Saved entries:

☆ ☆ ☆ ☆ ☆ ☆ ☆

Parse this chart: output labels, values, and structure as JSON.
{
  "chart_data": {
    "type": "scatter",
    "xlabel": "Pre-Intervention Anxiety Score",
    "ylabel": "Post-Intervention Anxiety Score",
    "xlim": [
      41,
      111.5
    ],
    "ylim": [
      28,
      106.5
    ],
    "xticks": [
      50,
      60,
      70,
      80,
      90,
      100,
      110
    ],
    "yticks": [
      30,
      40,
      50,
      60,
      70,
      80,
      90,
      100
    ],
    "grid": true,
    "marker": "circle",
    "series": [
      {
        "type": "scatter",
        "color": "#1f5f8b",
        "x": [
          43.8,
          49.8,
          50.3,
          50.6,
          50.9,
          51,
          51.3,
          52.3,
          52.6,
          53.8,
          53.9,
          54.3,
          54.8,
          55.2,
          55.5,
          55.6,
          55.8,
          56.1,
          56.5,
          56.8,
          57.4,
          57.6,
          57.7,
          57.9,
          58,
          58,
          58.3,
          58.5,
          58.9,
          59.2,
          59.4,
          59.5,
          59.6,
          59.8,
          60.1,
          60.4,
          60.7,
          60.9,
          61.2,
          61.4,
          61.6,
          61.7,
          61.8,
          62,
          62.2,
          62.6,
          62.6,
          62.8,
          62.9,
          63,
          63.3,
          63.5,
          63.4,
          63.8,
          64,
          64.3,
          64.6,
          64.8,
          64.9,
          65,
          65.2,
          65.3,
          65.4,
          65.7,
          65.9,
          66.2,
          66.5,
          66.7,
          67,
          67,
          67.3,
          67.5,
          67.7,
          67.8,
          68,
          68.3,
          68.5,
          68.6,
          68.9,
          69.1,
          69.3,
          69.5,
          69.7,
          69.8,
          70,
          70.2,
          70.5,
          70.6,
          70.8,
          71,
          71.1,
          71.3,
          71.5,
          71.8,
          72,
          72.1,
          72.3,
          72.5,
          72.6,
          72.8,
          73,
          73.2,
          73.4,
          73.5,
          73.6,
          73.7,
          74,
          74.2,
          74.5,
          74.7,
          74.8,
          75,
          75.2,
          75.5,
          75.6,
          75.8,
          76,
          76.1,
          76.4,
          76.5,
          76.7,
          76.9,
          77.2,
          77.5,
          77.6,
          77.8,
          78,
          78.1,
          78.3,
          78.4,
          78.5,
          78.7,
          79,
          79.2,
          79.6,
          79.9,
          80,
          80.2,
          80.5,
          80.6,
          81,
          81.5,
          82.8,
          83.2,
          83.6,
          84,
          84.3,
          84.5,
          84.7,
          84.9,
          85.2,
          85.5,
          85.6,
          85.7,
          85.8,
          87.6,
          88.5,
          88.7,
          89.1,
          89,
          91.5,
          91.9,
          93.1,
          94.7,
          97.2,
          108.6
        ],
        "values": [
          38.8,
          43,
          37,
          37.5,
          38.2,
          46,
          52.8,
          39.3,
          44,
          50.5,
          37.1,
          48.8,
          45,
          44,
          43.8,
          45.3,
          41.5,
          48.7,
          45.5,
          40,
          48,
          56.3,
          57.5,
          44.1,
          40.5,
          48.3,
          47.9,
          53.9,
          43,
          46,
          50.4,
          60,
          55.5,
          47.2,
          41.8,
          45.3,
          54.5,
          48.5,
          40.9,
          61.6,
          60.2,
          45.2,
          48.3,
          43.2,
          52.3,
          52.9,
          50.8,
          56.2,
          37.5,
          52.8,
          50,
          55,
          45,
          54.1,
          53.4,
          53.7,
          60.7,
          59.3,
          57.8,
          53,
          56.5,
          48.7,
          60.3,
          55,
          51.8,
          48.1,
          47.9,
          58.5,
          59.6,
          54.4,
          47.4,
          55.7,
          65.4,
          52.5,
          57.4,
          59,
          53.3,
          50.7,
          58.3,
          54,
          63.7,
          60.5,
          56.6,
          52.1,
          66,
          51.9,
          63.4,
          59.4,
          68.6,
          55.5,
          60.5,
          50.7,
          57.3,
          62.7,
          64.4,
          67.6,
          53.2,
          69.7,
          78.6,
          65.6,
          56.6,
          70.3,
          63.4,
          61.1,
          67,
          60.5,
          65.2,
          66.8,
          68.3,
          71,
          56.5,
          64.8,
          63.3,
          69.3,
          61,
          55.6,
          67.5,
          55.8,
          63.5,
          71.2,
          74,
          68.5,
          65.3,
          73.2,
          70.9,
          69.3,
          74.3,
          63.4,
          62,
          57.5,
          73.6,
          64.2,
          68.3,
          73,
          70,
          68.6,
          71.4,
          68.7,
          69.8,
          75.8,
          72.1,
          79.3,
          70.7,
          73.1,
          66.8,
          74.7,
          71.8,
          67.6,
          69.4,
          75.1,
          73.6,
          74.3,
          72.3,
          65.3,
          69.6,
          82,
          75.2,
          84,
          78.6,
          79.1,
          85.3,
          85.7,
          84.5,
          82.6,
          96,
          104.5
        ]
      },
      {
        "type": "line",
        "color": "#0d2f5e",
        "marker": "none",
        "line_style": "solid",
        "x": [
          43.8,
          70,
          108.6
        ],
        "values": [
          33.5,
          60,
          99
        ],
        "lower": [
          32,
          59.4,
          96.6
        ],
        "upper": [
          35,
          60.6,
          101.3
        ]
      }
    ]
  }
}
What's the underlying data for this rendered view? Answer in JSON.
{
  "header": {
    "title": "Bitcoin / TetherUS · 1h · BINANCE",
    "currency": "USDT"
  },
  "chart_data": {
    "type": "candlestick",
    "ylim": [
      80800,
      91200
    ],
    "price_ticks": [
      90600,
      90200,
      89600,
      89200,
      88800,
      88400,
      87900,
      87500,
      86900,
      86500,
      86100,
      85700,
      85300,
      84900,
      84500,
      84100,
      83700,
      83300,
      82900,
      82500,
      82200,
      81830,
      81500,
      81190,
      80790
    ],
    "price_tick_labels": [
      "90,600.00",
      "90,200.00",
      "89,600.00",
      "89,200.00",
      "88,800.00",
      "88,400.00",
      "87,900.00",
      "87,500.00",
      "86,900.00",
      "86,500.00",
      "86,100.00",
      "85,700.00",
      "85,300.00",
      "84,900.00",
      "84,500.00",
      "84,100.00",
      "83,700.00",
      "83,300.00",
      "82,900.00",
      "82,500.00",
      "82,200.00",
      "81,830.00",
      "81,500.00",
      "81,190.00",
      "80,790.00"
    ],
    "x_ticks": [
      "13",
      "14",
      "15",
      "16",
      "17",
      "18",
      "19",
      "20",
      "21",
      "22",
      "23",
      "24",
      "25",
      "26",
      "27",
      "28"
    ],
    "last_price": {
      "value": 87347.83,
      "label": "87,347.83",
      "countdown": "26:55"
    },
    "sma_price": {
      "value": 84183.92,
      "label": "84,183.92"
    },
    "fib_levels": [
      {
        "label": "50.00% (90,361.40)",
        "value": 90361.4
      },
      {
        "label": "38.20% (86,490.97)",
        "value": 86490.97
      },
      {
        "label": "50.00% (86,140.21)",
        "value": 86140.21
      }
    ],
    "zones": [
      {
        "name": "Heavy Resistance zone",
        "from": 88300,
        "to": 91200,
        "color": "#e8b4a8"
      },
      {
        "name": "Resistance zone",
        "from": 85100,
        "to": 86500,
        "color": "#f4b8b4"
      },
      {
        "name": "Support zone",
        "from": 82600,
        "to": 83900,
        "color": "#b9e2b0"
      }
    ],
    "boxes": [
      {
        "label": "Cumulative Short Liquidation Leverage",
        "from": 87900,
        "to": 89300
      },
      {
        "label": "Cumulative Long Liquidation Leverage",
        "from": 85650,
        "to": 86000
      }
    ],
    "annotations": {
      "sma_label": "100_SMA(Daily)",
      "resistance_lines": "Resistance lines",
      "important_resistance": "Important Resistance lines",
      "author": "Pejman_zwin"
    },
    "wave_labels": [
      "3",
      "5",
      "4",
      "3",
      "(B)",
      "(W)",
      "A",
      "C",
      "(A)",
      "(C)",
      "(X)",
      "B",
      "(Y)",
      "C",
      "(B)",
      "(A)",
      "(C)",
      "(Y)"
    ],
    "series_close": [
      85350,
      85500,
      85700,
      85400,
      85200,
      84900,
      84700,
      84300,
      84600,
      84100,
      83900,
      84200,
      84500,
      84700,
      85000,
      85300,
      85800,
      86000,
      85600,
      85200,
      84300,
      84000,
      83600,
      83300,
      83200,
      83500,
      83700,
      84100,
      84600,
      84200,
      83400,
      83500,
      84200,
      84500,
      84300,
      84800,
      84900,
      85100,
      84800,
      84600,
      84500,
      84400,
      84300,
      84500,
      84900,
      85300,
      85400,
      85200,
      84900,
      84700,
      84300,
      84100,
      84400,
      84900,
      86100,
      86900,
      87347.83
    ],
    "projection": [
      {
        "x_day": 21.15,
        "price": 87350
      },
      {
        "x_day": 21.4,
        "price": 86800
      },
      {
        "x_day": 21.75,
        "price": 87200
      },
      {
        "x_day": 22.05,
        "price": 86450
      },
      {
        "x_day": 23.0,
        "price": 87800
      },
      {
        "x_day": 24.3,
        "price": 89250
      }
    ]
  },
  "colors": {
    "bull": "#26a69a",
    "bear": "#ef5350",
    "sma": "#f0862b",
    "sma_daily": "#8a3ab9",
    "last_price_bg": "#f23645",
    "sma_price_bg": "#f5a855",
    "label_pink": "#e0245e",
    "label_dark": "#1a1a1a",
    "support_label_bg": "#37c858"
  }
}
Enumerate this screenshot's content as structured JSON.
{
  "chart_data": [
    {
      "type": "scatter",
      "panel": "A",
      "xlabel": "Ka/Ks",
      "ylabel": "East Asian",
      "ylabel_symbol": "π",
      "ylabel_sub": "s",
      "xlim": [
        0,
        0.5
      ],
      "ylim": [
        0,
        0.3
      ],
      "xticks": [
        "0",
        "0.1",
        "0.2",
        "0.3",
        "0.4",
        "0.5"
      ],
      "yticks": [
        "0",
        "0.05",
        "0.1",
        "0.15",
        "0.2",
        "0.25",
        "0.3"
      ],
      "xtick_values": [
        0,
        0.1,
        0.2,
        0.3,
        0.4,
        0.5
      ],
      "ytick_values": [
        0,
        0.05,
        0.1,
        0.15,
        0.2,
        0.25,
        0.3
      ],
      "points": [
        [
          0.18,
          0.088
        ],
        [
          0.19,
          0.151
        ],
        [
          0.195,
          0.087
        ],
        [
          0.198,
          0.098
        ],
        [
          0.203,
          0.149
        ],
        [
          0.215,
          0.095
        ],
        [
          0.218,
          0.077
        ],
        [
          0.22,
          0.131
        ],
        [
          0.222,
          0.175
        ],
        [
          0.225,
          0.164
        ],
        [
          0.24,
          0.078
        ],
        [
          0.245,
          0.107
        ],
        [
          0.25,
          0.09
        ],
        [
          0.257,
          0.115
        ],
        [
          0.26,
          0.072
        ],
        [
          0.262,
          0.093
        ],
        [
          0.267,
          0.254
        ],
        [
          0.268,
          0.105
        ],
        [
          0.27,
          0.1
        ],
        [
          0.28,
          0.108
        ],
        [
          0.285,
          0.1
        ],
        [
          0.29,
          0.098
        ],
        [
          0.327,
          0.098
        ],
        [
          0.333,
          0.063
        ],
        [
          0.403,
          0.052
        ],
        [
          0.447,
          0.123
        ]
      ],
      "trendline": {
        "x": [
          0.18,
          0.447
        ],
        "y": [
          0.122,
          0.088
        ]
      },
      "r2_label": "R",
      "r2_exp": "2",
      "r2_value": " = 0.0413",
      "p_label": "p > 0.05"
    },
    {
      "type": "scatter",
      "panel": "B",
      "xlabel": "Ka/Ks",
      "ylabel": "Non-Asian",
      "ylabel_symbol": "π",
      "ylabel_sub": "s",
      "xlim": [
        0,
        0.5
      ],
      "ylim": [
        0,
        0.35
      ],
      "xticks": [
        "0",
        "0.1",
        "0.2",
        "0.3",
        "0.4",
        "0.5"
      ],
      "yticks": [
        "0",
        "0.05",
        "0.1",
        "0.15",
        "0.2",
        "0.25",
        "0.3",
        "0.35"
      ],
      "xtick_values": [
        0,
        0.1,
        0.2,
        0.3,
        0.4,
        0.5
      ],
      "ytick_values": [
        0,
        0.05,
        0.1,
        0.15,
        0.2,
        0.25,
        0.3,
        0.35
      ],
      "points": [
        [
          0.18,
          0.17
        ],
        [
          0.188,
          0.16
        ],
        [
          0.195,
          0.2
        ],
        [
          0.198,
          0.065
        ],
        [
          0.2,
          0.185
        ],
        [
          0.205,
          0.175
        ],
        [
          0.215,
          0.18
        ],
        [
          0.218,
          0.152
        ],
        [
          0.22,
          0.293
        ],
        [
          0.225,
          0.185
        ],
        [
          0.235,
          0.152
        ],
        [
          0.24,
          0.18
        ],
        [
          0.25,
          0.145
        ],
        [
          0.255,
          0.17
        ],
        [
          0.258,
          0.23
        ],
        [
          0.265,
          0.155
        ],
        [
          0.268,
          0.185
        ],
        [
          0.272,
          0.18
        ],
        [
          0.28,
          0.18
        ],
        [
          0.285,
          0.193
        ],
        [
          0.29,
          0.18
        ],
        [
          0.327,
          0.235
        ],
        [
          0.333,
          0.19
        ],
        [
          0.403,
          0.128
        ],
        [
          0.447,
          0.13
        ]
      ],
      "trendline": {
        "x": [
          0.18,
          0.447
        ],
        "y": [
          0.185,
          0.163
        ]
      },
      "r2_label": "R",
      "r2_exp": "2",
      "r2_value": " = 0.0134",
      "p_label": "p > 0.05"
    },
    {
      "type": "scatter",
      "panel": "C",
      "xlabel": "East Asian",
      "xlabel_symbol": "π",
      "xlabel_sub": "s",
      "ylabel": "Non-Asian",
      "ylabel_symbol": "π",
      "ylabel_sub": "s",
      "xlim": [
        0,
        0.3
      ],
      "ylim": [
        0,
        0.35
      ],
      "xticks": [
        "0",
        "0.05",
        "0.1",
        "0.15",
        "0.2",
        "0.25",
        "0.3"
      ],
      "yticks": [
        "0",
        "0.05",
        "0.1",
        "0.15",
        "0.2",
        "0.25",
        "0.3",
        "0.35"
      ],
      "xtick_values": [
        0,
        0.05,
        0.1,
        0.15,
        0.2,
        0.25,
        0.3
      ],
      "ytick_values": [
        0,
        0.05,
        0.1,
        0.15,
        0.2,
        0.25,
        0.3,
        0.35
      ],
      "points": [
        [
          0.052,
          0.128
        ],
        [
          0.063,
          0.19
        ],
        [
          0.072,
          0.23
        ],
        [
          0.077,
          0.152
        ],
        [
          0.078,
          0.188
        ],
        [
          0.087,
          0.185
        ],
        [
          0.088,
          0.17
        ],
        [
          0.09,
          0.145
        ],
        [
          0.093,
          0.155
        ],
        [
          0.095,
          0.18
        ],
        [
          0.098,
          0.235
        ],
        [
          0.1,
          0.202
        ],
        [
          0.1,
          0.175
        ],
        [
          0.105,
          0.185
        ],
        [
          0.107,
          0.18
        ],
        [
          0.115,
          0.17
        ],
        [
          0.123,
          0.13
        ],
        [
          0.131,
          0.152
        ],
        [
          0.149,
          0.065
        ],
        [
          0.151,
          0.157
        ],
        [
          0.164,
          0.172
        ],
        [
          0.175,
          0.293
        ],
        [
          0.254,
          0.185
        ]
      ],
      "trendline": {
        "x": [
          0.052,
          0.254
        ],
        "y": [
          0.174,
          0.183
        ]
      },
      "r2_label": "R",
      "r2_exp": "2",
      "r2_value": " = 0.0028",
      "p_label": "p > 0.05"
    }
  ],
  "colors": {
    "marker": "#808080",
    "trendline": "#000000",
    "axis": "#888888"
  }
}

☆ ☆ ☆ ☆ ☆ ☆ ☆

Give the count of lines holding the word "Cumulative", with no other words.

2